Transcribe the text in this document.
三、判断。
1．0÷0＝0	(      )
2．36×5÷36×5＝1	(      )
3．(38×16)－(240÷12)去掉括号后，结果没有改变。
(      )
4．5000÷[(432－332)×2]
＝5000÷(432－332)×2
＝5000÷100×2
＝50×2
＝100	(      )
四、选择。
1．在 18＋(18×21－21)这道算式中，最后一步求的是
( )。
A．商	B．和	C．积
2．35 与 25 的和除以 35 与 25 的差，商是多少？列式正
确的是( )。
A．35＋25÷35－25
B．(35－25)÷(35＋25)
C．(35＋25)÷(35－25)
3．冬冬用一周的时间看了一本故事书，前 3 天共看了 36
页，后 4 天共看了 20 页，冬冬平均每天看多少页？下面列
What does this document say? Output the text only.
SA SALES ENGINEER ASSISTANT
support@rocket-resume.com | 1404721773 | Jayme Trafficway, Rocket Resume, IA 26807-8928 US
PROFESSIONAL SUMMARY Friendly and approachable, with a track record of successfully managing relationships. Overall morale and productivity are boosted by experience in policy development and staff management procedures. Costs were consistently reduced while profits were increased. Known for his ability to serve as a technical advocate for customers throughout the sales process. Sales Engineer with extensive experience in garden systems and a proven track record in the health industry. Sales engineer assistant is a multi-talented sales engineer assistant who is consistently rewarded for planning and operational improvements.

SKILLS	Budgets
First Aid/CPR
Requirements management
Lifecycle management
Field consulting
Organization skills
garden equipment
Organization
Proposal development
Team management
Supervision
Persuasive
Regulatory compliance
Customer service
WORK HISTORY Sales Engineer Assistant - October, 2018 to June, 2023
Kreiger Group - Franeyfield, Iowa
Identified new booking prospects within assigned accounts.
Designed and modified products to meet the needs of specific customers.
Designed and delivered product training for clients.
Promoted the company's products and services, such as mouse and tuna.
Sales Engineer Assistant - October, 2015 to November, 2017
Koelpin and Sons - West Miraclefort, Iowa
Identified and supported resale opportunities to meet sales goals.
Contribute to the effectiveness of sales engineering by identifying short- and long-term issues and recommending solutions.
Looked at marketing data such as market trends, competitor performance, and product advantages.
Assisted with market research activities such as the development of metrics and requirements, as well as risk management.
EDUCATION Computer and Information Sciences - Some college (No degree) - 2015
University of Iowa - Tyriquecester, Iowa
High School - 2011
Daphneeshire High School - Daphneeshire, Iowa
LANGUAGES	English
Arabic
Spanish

• [Work to be completed]: Repeat every record, exactly as written.

• [The output]:
Transcribe the text in this document.
三、判断。
1．0÷0＝0	(      )
2．36×5÷36×5＝1	(      )
3．(38×16)－(240÷12)去掉括号后，结果没有改变。
(      )
4．5000÷[(432－332)×2]
＝5000÷(432－332)×2
＝5000÷100×2
＝50×2
＝100	(      )
四、选择。
1．在 18＋(18×21－21)这道算式中，最后一步求的是
( )。
A．商	B．和	C．积
2．35 与 25 的和除以 35 与 25 的差，商是多少？列式正
确的是( )。
A．35＋25÷35－25
B．(35－25)÷(35＋25)
C．(35＋25)÷(35－25)
3．冬冬用一周的时间看了一本故事书，前 3 天共看了 36
页，后 4 天共看了 20 页，冬冬平均每天看多少页？下面列
What does this document say? Output the text only.
SA SALES ENGINEER ASSISTANT
support@rocket-resume.com | 1404721773 | Jayme Trafficway, Rocket Resume, IA 26807-8928 US
PROFESSIONAL SUMMARY Friendly and approachable, with a track record of successfully managing relationships. Overall morale and productivity are boosted by experience in policy development and staff management procedures. Costs were consistently reduced while profits were increased. Known for his ability to serve as a technical advocate for customers throughout the sales process. Sales Engineer with extensive experience in garden systems and a proven track record in the health industry. Sales engineer assistant is a multi-talented sales engineer assistant who is consistently rewarded for planning and operational improvements.

SKILLS	Budgets
First Aid/CPR
Requirements management
Lifecycle management
Field consulting
Organization skills
garden equipment
Organization
Proposal development
Team management
Supervision
Persuasive
Regulatory compliance
Customer service
WORK HISTORY Sales Engineer Assistant - October, 2018 to June, 2023
Kreiger Group - Franeyfield, Iowa
Identified new booking prospects within assigned accounts.
Designed and modified products to meet the needs of specific customers.
Designed and delivered product training for clients.
Promoted the company's products and services, such as mouse and tuna.
Sales Engineer Assistant - October, 2015 to November, 2017
Koelpin and Sons - West Miraclefort, Iowa
Identified and supported resale opportunities to meet sales goals.
Contribute to the effectiveness of sales engineering by identifying short- and long-term issues and recommending solutions.
Looked at marketing data such as market trends, competitor performance, and product advantages.
Assisted with market research activities such as the development of metrics and requirements, as well as risk management.
EDUCATION Computer and Information Sciences - Some college (No degree) - 2015
University of Iowa - Tyriquecester, Iowa
High School - 2011
Daphneeshire High School - Daphneeshire, Iowa
LANGUAGES	English
Arabic
Spanish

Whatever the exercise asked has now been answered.